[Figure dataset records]
========

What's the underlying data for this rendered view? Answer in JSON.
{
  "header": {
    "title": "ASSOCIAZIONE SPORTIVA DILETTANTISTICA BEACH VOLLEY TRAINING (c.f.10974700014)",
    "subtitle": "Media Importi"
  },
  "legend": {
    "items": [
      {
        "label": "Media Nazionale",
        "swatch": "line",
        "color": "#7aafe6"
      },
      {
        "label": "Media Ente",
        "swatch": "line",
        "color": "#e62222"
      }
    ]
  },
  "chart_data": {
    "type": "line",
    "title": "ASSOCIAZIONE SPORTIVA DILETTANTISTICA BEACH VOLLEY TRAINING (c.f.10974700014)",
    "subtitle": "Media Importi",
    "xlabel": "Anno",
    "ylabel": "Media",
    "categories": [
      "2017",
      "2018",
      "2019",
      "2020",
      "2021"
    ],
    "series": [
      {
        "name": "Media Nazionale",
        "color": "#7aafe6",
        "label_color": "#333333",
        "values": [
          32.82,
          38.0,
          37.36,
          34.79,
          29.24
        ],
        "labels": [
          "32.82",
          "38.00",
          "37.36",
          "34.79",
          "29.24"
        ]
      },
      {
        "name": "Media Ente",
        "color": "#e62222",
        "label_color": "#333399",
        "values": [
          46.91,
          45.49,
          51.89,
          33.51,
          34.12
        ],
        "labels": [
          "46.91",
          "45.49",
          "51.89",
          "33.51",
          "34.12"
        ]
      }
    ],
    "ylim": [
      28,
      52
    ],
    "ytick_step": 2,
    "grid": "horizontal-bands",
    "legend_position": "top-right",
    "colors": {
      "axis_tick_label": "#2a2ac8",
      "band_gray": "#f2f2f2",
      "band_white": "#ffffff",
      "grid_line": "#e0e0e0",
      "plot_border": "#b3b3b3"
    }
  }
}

========

#### [Written request]
Print the entries exactly. Include every one.

#### [Correct response]
What's the underlying data for this rendered view? Answer in JSON.
{
  "header": {
    "title": "ASSOCIAZIONE SPORTIVA DILETTANTISTICA BEACH VOLLEY TRAINING (c.f.10974700014)",
    "subtitle": "Media Importi"
  },
  "legend": {
    "items": [
      {
        "label": "Media Nazionale",
        "swatch": "line",
        "color": "#7aafe6"
      },
      {
        "label": "Media Ente",
        "swatch": "line",
        "color": "#e62222"
      }
    ]
  },
  "chart_data": {
    "type": "line",
    "title": "ASSOCIAZIONE SPORTIVA DILETTANTISTICA BEACH VOLLEY TRAINING (c.f.10974700014)",
    "subtitle": "Media Importi",
    "xlabel": "Anno",
    "ylabel": "Media",
    "categories": [
      "2017",
      "2018",
      "2019",
      "2020",
      "2021"
    ],
    "series": [
      {
        "name": "Media Nazionale",
        "color": "#7aafe6",
        "label_color": "#333333",
        "values": [
          32.82,
          38.0,
          37.36,
          34.79,
          29.24
        ],
        "labels": [
          "32.82",
          "38.00",
          "37.36",
          "34.79",
          "29.24"
        ]
      },
      {
        "name": "Media Ente",
        "color": "#e62222",
        "label_color": "#333399",
        "values": [
          46.91,
          45.49,
          51.89,
          33.51,
          34.12
        ],
        "labels": [
          "46.91",
          "45.49",
          "51.89",
          "33.51",
          "34.12"
        ]
      }
    ],
    "ylim": [
      28,
      52
    ],
    "ytick_step": 2,
    "grid": "horizontal-bands",
    "legend_position": "top-right",
    "colors": {
      "axis_tick_label": "#2a2ac8",
      "band_gray": "#f2f2f2",
      "band_white": "#ffffff",
      "grid_line": "#e0e0e0",
      "plot_border": "#b3b3b3"
    }
  }
}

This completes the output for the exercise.